++++ Data in this exercise

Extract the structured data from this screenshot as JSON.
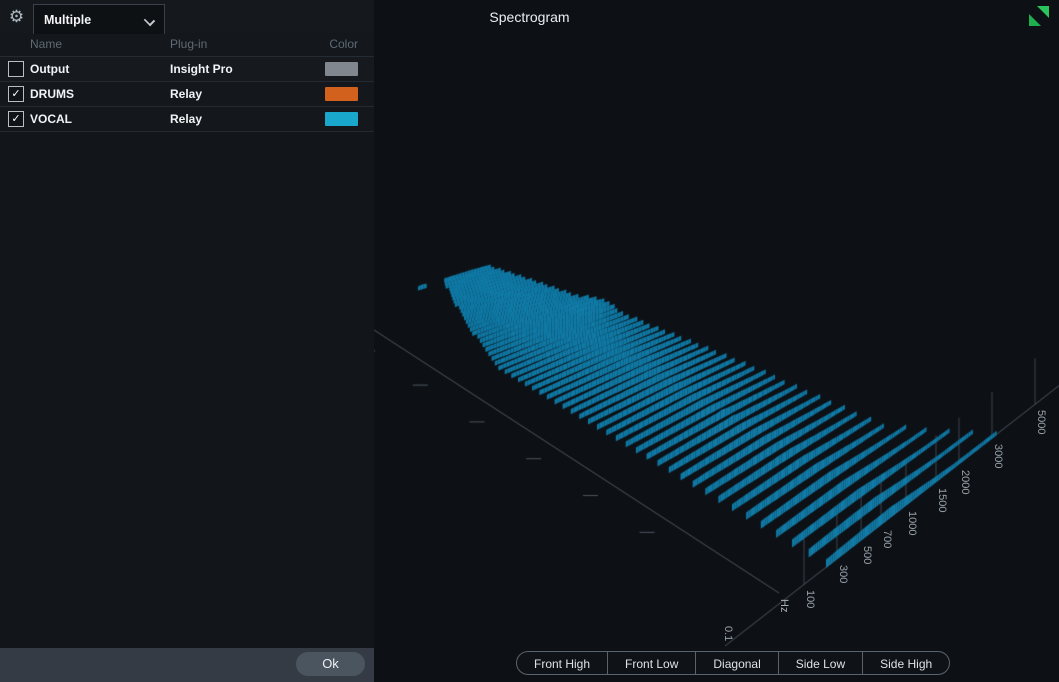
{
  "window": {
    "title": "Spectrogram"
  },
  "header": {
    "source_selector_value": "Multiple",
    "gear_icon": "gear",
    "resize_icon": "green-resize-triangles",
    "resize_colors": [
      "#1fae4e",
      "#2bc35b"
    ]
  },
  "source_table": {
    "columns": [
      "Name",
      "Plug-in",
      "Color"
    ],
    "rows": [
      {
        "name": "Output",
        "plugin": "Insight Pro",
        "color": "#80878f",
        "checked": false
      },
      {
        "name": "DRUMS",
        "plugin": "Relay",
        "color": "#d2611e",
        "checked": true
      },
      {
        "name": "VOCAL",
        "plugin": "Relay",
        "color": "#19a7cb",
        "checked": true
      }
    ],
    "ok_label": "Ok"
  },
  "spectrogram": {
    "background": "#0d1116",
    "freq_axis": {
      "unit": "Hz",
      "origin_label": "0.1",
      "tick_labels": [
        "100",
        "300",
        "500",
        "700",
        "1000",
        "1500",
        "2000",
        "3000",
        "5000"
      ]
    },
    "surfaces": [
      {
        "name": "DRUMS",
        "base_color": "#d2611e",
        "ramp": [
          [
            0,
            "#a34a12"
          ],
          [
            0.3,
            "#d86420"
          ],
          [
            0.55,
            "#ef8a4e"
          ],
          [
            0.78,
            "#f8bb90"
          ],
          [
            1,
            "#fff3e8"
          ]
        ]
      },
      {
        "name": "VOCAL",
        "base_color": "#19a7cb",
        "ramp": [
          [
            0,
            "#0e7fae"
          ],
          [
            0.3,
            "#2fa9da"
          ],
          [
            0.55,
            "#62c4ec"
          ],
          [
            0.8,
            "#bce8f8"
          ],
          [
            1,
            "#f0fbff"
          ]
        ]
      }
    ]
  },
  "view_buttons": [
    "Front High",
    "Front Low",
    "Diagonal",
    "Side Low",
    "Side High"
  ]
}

++++++++

Given request
Please write out all of the material above without changing a word, and omit any pictures.

Task result
Extract the structured data from this screenshot as JSON.
{
  "window": {
    "title": "Spectrogram"
  },
  "header": {
    "source_selector_value": "Multiple",
    "gear_icon": "gear",
    "resize_icon": "green-resize-triangles",
    "resize_colors": [
      "#1fae4e",
      "#2bc35b"
    ]
  },
  "source_table": {
    "columns": [
      "Name",
      "Plug-in",
      "Color"
    ],
    "rows": [
      {
        "name": "Output",
        "plugin": "Insight Pro",
        "color": "#80878f",
        "checked": false
      },
      {
        "name": "DRUMS",
        "plugin": "Relay",
        "color": "#d2611e",
        "checked": true
      },
      {
        "name": "VOCAL",
        "plugin": "Relay",
        "color": "#19a7cb",
        "checked": true
      }
    ],
    "ok_label": "Ok"
  },
  "spectrogram": {
    "background": "#0d1116",
    "freq_axis": {
      "unit": "Hz",
      "origin_label": "0.1",
      "tick_labels": [
        "100",
        "300",
        "500",
        "700",
        "1000",
        "1500",
        "2000",
        "3000",
        "5000"
      ]
    },
    "surfaces": [
      {
        "name": "DRUMS",
        "base_color": "#d2611e",
        "ramp": [
          [
            0,
            "#a34a12"
          ],
          [
            0.3,
            "#d86420"
          ],
          [
            0.55,
            "#ef8a4e"
          ],
          [
            0.78,
            "#f8bb90"
          ],
          [
            1,
            "#fff3e8"
          ]
        ]
      },
      {
        "name": "VOCAL",
        "base_color": "#19a7cb",
        "ramp": [
          [
            0,
            "#0e7fae"
          ],
          [
            0.3,
            "#2fa9da"
          ],
          [
            0.55,
            "#62c4ec"
          ],
          [
            0.8,
            "#bce8f8"
          ],
          [
            1,
            "#f0fbff"
          ]
        ]
      }
    ]
  },
  "view_buttons": [
    "Front High",
    "Front Low",
    "Diagonal",
    "Side Low",
    "Side High"
  ]
}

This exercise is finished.